◆ **Directive**: Leave out the pictures and return every entry exactly as it appears.

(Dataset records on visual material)
— START —

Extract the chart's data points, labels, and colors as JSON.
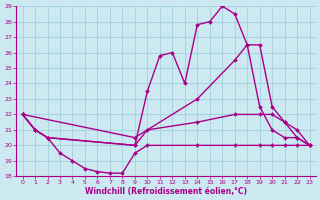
{
  "xlabel": "Windchill (Refroidissement éolien,°C)",
  "bg_color": "#cce8f0",
  "line_color": "#aa0088",
  "grid_color": "#99ccdd",
  "xlim": [
    -0.5,
    23.5
  ],
  "ylim": [
    18,
    29
  ],
  "xticks": [
    0,
    1,
    2,
    3,
    4,
    5,
    6,
    7,
    8,
    9,
    10,
    11,
    12,
    13,
    14,
    15,
    16,
    17,
    18,
    19,
    20,
    21,
    22,
    23
  ],
  "yticks": [
    18,
    19,
    20,
    21,
    22,
    23,
    24,
    25,
    26,
    27,
    28,
    29
  ],
  "lines": [
    {
      "x": [
        0,
        1,
        2,
        9,
        10,
        11,
        12,
        13,
        14,
        15,
        16,
        17,
        18,
        19,
        20,
        21,
        22,
        23
      ],
      "y": [
        22,
        21,
        20.5,
        20,
        23.5,
        25.8,
        26,
        24,
        27.8,
        28,
        29,
        28.5,
        26.5,
        22.5,
        21,
        20.5,
        20.5,
        20
      ],
      "marker": "D",
      "markersize": 2.0,
      "linewidth": 1.0,
      "has_markers_at": [
        0,
        1,
        2,
        9,
        10,
        11,
        12,
        13,
        14,
        15,
        16,
        17,
        18,
        19,
        20,
        21,
        22,
        23
      ]
    },
    {
      "x": [
        0,
        9,
        14,
        17,
        18,
        19,
        20,
        21,
        22,
        23
      ],
      "y": [
        22,
        20.5,
        23,
        25.5,
        26.5,
        26.5,
        22.5,
        21.5,
        20.5,
        20
      ],
      "marker": "D",
      "markersize": 2.0,
      "linewidth": 1.0,
      "has_markers_at": [
        0,
        9,
        14,
        17,
        18,
        19,
        20,
        21,
        22,
        23
      ]
    },
    {
      "x": [
        0,
        1,
        2,
        9,
        10,
        14,
        17,
        19,
        20,
        21,
        22,
        23
      ],
      "y": [
        22,
        21,
        20.5,
        20,
        21,
        21.5,
        22,
        22,
        22,
        21.5,
        21,
        20
      ],
      "marker": "D",
      "markersize": 2.0,
      "linewidth": 1.0,
      "has_markers_at": [
        0,
        1,
        2,
        9,
        10,
        14,
        17,
        19,
        20,
        21,
        22,
        23
      ]
    },
    {
      "x": [
        0,
        1,
        2,
        3,
        4,
        5,
        6,
        7,
        8,
        9,
        10,
        14,
        17,
        19,
        20,
        21,
        22,
        23
      ],
      "y": [
        22,
        21,
        20.5,
        19.5,
        19,
        18.5,
        18.3,
        18.2,
        18.2,
        19.5,
        20,
        20,
        20,
        20,
        20,
        20,
        20,
        20
      ],
      "marker": "D",
      "markersize": 2.0,
      "linewidth": 1.0,
      "has_markers_at": [
        0,
        1,
        2,
        3,
        4,
        5,
        6,
        7,
        8,
        9,
        10,
        14,
        17,
        19,
        20,
        21,
        22,
        23
      ]
    }
  ]
}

— END —

◆ **Reply**:
Extract the chart's data points, labels, and colors as JSON.
{
  "xlabel": "Windchill (Refroidissement éolien,°C)",
  "bg_color": "#cce8f0",
  "line_color": "#aa0088",
  "grid_color": "#99ccdd",
  "xlim": [
    -0.5,
    23.5
  ],
  "ylim": [
    18,
    29
  ],
  "xticks": [
    0,
    1,
    2,
    3,
    4,
    5,
    6,
    7,
    8,
    9,
    10,
    11,
    12,
    13,
    14,
    15,
    16,
    17,
    18,
    19,
    20,
    21,
    22,
    23
  ],
  "yticks": [
    18,
    19,
    20,
    21,
    22,
    23,
    24,
    25,
    26,
    27,
    28,
    29
  ],
  "lines": [
    {
      "x": [
        0,
        1,
        2,
        9,
        10,
        11,
        12,
        13,
        14,
        15,
        16,
        17,
        18,
        19,
        20,
        21,
        22,
        23
      ],
      "y": [
        22,
        21,
        20.5,
        20,
        23.5,
        25.8,
        26,
        24,
        27.8,
        28,
        29,
        28.5,
        26.5,
        22.5,
        21,
        20.5,
        20.5,
        20
      ],
      "marker": "D",
      "markersize": 2.0,
      "linewidth": 1.0,
      "has_markers_at": [
        0,
        1,
        2,
        9,
        10,
        11,
        12,
        13,
        14,
        15,
        16,
        17,
        18,
        19,
        20,
        21,
        22,
        23
      ]
    },
    {
      "x": [
        0,
        9,
        14,
        17,
        18,
        19,
        20,
        21,
        22,
        23
      ],
      "y": [
        22,
        20.5,
        23,
        25.5,
        26.5,
        26.5,
        22.5,
        21.5,
        20.5,
        20
      ],
      "marker": "D",
      "markersize": 2.0,
      "linewidth": 1.0,
      "has_markers_at": [
        0,
        9,
        14,
        17,
        18,
        19,
        20,
        21,
        22,
        23
      ]
    },
    {
      "x": [
        0,
        1,
        2,
        9,
        10,
        14,
        17,
        19,
        20,
        21,
        22,
        23
      ],
      "y": [
        22,
        21,
        20.5,
        20,
        21,
        21.5,
        22,
        22,
        22,
        21.5,
        21,
        20
      ],
      "marker": "D",
      "markersize": 2.0,
      "linewidth": 1.0,
      "has_markers_at": [
        0,
        1,
        2,
        9,
        10,
        14,
        17,
        19,
        20,
        21,
        22,
        23
      ]
    },
    {
      "x": [
        0,
        1,
        2,
        3,
        4,
        5,
        6,
        7,
        8,
        9,
        10,
        14,
        17,
        19,
        20,
        21,
        22,
        23
      ],
      "y": [
        22,
        21,
        20.5,
        19.5,
        19,
        18.5,
        18.3,
        18.2,
        18.2,
        19.5,
        20,
        20,
        20,
        20,
        20,
        20,
        20,
        20
      ],
      "marker": "D",
      "markersize": 2.0,
      "linewidth": 1.0,
      "has_markers_at": [
        0,
        1,
        2,
        3,
        4,
        5,
        6,
        7,
        8,
        9,
        10,
        14,
        17,
        19,
        20,
        21,
        22,
        23
      ]
    }
  ]
}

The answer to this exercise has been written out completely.